> [Records for the task]
--- Begin ---

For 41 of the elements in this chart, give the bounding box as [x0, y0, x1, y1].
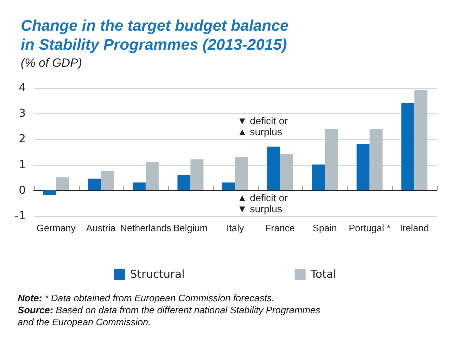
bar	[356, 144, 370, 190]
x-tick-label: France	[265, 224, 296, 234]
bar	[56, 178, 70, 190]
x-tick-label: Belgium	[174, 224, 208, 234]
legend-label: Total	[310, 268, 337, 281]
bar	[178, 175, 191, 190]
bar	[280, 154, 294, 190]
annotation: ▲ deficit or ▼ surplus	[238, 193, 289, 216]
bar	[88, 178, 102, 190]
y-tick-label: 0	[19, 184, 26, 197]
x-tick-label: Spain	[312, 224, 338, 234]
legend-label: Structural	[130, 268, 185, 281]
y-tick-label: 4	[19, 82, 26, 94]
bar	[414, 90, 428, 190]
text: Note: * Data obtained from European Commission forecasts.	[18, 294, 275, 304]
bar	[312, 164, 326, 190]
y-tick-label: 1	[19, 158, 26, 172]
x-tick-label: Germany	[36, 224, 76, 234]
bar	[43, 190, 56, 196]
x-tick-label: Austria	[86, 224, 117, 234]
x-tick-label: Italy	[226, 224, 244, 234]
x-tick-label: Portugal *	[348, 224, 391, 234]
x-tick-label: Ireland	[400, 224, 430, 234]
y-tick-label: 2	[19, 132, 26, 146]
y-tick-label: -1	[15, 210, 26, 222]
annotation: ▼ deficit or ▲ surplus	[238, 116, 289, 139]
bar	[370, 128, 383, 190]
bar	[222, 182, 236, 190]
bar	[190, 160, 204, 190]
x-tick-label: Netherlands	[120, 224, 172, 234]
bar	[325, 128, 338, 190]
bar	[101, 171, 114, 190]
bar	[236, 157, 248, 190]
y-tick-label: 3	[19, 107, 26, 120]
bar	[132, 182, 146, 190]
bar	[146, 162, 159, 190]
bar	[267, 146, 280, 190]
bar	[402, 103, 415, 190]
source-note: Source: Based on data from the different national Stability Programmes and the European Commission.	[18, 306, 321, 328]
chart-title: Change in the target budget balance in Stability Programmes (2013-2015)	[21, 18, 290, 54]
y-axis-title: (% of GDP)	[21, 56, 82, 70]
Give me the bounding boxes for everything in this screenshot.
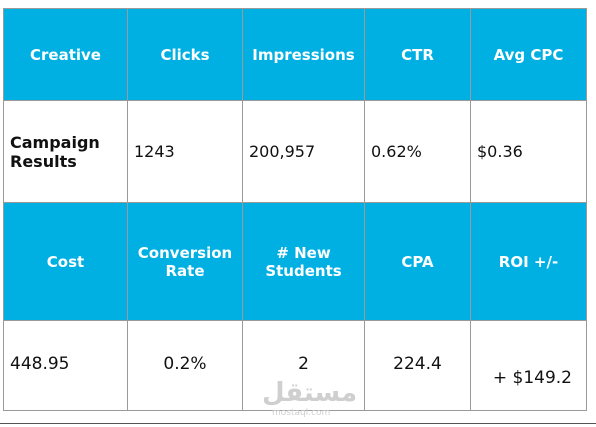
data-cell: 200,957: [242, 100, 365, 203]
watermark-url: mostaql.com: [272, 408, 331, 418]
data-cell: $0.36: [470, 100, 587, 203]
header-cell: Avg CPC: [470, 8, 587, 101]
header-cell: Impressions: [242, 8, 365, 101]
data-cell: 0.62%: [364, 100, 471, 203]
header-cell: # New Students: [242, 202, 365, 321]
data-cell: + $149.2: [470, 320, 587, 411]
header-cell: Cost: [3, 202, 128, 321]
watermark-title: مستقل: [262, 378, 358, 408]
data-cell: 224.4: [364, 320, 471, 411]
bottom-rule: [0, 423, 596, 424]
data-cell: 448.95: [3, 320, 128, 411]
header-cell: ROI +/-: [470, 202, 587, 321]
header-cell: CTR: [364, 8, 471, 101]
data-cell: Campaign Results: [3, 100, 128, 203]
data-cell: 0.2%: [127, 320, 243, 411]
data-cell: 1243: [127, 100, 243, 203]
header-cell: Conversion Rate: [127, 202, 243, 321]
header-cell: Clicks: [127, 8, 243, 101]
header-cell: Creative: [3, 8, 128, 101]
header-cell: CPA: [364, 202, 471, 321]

--- End ---

> [To be done] Turn every line of the entries above into a Markdown table with the columns Row and Line, where Row numbers each line in order. Leave out blank lines and the pictures.

> [Solution to this exercise]
| Row | Line |
|---|---|
| 1 | For 41 of the elements in this chart, give the bounding box as [x0, y0, x1, y1]. |
| 2 | bar	[356, 144, 370, 190] |
| 3 | x-tick-label: France	[265, 224, 296, 234] |
| 4 | bar	[56, 178, 70, 190] |
| 5 | x-tick-label: Belgium	[174, 224, 208, 234] |
| 6 | legend-label: Total	[310, 268, 337, 281] |
| 7 | bar	[178, 175, 191, 190] |
| 8 | bar	[280, 154, 294, 190] |
| 9 | annotation: ▲ deficit or ▼ surplus	[238, 193, 289, 216] |
| 10 | bar	[88, 178, 102, 190] |
| 11 | y-tick-label: 0	[19, 184, 26, 197] |
| 12 | x-tick-label: Spain	[312, 224, 338, 234] |
| 13 | legend-label: Structural	[130, 268, 185, 281] |
| 14 | y-tick-label: 4	[19, 82, 26, 94] |
| 15 | bar	[414, 90, 428, 190] |
| 16 | text: Note: * Data obtained from European Commission forecasts.	[18, 294, 275, 304] |
| 17 | bar	[312, 164, 326, 190] |
| 18 | y-tick-label: 1	[19, 158, 26, 172] |
| 19 | x-tick-label: Germany	[36, 224, 76, 234] |
| 20 | bar	[43, 190, 56, 196] |
| 21 | x-tick-label: Austria	[86, 224, 117, 234] |
| 22 | x-tick-label: Italy	[226, 224, 244, 234] |
| 23 | x-tick-label: Portugal *	[348, 224, 391, 234] |
| 24 | x-tick-label: Ireland	[400, 224, 430, 234] |
| 25 | y-tick-label: 2	[19, 132, 26, 146] |
| 26 | y-tick-label: -1	[15, 210, 26, 222] |
| 27 | annotation: ▼ deficit or ▲ surplus	[238, 116, 289, 139] |
| 28 | bar	[370, 128, 383, 190] |
| 29 | bar	[222, 182, 236, 190] |
| 30 | bar	[190, 160, 204, 190] |
| 31 | x-tick-label: Netherlands	[120, 224, 172, 234] |
| 32 | bar	[325, 128, 338, 190] |
| 33 | bar	[101, 171, 114, 190] |
| 34 | bar	[236, 157, 248, 190] |
| 35 | y-tick-label: 3	[19, 107, 26, 120] |
| 36 | bar	[132, 182, 146, 190] |
| 37 | bar	[146, 162, 159, 190] |
| 38 | bar	[267, 146, 280, 190] |
| 39 | bar	[402, 103, 415, 190] |
| 40 | source-note: Source: Based on data from the different national Stability Programmes and the European Commission.	[18, 306, 321, 328] |
| 41 | chart-title: Change in the target budget balance in Stability Programmes (2013-2015)	[21, 18, 290, 54] |
| 42 | y-axis-title: (% of GDP)	[21, 56, 82, 70] |
| 43 | Give me the bounding boxes for everything in this screenshot. |
| 44 | data-cell: 200,957: [242, 100, 365, 203] |
| 45 | watermark-url: mostaql.com: [272, 408, 331, 418] |
| 46 | data-cell: $0.36: [470, 100, 587, 203] |
| 47 | header-cell: Avg CPC: [470, 8, 587, 101] |
| 48 | header-cell: Impressions: [242, 8, 365, 101] |
| 49 | data-cell: 0.62%: [364, 100, 471, 203] |
| 50 | header-cell: # New Students: [242, 202, 365, 321] |
| 51 | data-cell: + $149.2: [470, 320, 587, 411] |
| 52 | header-cell: Cost: [3, 202, 128, 321] |
| 53 | watermark-title: مستقل: [262, 378, 358, 408] |
| 54 | data-cell: 224.4: [364, 320, 471, 411] |
| 55 | bottom-rule: [0, 423, 596, 424] |
| 56 | data-cell: 448.95: [3, 320, 128, 411] |
| 57 | header-cell: ROI +/-: [470, 202, 587, 321] |
| 58 | header-cell: CTR: [364, 8, 471, 101] |
| 59 | data-cell: Campaign Results: [3, 100, 128, 203] |
| 60 | data-cell: 0.2%: [127, 320, 243, 411] |
| 61 | data-cell: 1243: [127, 100, 243, 203] |
| 62 | header-cell: Conversion Rate: [127, 202, 243, 321] |
| 63 | header-cell: Clicks: [127, 8, 243, 101] |
| 64 | header-cell: Creative: [3, 8, 128, 101] |
| 65 | header-cell: CPA: [364, 202, 471, 321] |